[Stored records]
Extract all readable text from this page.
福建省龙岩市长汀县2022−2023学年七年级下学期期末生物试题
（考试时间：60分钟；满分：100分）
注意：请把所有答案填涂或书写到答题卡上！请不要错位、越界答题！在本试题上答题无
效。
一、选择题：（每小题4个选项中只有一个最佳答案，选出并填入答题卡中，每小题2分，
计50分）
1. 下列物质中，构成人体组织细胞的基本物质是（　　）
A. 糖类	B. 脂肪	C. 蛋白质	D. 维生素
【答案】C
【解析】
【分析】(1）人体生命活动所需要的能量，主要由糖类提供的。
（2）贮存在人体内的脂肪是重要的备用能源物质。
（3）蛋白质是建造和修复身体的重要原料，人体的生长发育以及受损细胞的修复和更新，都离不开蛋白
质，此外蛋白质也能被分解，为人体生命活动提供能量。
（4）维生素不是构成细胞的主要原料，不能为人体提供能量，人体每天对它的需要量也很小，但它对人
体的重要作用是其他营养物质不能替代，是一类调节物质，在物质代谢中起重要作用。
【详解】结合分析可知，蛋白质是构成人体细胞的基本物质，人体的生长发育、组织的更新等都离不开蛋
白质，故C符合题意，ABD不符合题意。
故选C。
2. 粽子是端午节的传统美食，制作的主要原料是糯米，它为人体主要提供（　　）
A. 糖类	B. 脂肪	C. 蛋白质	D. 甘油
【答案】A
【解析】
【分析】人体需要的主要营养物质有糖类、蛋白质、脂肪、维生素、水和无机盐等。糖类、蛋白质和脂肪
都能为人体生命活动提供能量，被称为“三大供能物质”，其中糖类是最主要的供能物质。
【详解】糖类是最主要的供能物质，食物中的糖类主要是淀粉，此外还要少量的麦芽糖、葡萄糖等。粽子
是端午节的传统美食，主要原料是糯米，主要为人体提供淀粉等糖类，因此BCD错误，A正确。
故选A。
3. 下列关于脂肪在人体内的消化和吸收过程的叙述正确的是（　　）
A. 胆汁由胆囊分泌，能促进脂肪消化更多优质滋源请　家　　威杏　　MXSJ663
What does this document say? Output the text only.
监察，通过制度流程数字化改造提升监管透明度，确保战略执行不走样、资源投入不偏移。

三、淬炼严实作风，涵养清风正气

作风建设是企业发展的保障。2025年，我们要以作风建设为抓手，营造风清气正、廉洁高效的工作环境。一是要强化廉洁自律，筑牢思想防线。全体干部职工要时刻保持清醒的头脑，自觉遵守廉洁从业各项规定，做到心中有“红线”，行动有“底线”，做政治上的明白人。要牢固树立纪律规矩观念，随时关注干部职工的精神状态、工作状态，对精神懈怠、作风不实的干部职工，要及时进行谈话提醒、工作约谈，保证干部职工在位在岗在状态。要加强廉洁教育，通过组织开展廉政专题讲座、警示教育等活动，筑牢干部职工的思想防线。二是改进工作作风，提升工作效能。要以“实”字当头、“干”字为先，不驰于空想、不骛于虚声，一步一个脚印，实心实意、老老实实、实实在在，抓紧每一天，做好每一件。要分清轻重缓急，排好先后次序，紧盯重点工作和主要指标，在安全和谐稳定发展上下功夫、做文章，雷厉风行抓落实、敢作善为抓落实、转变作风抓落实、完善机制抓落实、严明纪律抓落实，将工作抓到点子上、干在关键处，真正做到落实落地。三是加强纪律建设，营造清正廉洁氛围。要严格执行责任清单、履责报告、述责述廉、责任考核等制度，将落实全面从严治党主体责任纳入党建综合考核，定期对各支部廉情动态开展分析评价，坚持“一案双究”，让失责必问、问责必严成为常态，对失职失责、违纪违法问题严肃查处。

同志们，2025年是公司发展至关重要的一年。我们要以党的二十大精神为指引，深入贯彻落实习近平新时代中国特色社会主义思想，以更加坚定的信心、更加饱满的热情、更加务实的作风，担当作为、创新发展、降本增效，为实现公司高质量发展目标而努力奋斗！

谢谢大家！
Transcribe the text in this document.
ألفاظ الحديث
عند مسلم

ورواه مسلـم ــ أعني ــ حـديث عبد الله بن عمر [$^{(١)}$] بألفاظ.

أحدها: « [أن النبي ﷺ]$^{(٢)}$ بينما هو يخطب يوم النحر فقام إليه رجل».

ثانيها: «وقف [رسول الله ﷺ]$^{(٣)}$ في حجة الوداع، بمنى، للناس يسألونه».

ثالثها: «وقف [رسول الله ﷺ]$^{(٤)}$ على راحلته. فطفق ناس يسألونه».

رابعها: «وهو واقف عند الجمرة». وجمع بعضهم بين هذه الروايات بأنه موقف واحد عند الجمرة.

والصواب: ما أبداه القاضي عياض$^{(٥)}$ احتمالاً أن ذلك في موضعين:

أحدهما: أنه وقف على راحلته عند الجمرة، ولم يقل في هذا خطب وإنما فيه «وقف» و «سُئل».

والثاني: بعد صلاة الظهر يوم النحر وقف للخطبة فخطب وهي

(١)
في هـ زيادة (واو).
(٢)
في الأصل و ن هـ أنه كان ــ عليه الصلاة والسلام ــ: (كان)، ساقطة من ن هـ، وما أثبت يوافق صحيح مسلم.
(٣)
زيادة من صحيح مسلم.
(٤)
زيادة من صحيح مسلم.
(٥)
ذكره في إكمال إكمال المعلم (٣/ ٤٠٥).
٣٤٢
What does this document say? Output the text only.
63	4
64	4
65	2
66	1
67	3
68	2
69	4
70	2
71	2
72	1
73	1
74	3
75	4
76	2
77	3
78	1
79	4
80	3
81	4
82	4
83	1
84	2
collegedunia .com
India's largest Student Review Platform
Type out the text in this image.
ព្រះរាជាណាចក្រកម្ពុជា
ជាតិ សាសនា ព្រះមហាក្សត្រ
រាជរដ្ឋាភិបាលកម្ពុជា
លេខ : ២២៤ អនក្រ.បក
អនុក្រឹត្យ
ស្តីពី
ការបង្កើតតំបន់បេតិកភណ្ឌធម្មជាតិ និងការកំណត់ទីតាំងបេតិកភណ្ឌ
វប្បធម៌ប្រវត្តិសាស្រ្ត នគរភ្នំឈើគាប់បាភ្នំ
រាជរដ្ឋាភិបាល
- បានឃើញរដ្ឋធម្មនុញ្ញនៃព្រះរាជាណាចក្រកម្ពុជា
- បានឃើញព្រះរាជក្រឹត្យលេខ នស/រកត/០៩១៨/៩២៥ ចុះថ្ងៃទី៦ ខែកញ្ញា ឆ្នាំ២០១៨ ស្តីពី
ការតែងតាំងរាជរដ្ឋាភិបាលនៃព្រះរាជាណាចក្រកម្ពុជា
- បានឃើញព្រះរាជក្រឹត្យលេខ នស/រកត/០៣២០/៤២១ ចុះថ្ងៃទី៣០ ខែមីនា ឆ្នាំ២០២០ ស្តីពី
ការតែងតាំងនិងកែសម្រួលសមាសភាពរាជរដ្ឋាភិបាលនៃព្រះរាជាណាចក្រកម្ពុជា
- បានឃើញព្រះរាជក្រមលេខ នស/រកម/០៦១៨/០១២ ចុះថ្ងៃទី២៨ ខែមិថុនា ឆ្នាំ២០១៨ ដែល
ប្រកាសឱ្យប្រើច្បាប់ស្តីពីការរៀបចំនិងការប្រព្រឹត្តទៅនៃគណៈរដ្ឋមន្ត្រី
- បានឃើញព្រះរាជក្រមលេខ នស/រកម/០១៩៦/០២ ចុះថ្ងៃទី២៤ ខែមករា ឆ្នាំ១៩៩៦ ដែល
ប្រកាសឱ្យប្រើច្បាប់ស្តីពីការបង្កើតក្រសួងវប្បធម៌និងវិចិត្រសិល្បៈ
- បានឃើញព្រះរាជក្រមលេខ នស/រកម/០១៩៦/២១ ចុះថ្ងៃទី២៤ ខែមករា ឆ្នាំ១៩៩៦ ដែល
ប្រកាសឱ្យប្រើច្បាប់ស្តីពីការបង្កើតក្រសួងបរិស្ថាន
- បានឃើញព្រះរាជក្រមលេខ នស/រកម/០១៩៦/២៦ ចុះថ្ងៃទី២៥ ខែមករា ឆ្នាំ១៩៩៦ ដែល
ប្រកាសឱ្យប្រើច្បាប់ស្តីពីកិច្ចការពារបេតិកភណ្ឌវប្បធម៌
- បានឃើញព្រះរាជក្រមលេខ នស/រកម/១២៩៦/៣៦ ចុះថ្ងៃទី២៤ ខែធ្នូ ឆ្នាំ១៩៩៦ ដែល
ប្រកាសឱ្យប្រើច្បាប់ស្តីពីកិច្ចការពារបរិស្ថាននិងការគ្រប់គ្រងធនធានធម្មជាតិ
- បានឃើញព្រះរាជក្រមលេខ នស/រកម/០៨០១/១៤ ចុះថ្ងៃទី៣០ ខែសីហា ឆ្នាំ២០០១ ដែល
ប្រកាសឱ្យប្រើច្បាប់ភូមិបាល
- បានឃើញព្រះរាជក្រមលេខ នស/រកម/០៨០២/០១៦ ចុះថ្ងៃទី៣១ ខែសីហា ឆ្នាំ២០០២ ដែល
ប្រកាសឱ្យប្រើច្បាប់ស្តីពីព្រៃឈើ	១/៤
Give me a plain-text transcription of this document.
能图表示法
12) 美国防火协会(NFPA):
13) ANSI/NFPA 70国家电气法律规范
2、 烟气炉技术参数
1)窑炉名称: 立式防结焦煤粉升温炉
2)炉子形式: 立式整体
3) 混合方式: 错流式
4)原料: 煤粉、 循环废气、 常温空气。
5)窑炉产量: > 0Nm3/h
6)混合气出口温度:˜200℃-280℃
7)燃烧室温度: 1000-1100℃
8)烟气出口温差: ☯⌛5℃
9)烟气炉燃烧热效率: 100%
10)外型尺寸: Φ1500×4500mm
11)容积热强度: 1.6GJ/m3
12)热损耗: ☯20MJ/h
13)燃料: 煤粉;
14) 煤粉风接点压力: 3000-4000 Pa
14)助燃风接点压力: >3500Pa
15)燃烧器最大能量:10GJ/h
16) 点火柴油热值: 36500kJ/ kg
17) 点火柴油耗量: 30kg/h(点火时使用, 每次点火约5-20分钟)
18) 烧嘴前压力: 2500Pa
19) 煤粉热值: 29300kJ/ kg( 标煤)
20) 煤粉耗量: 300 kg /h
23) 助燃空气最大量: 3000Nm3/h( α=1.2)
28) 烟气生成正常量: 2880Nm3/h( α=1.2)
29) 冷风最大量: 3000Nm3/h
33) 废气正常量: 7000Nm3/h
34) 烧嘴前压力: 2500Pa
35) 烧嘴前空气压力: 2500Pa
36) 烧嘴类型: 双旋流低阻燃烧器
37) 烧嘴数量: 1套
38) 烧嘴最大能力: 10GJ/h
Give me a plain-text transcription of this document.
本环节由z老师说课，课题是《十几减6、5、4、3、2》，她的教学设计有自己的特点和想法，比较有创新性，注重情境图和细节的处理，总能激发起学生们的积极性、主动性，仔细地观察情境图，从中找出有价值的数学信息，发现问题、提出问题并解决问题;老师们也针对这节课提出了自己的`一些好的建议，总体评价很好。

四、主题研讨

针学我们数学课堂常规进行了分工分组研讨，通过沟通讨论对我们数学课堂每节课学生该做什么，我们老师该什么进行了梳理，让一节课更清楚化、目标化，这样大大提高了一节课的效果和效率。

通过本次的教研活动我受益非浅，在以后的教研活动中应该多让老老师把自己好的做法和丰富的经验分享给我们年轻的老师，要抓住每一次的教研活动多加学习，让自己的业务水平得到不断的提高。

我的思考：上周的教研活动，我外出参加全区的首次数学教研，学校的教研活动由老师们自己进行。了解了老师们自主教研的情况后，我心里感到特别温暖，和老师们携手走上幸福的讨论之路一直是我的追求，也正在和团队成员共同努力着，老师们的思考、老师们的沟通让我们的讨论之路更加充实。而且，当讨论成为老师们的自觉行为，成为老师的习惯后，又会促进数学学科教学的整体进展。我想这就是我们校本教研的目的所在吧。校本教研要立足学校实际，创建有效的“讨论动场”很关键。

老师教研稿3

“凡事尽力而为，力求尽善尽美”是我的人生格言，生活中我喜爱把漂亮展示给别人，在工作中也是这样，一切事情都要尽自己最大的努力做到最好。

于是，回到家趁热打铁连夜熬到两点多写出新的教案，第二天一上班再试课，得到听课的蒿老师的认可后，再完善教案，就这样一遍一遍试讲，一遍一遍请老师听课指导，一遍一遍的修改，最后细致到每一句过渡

_WHAT THE TASK ASKS:_
Collect the complete line wherever the string "الجمرة" appears in the records.

_EXPECTED ANSWER:_
رابعها: «وهو واقف عند الجمرة». وجمع بعضهم بين هذه الروايات بأنه موقف واحد عند الجمرة.
أحدهما: أنه وقف على راحلته عند الجمرة، ولم يقل في هذا خطب وإنما فيه «وقف» و «سُئل».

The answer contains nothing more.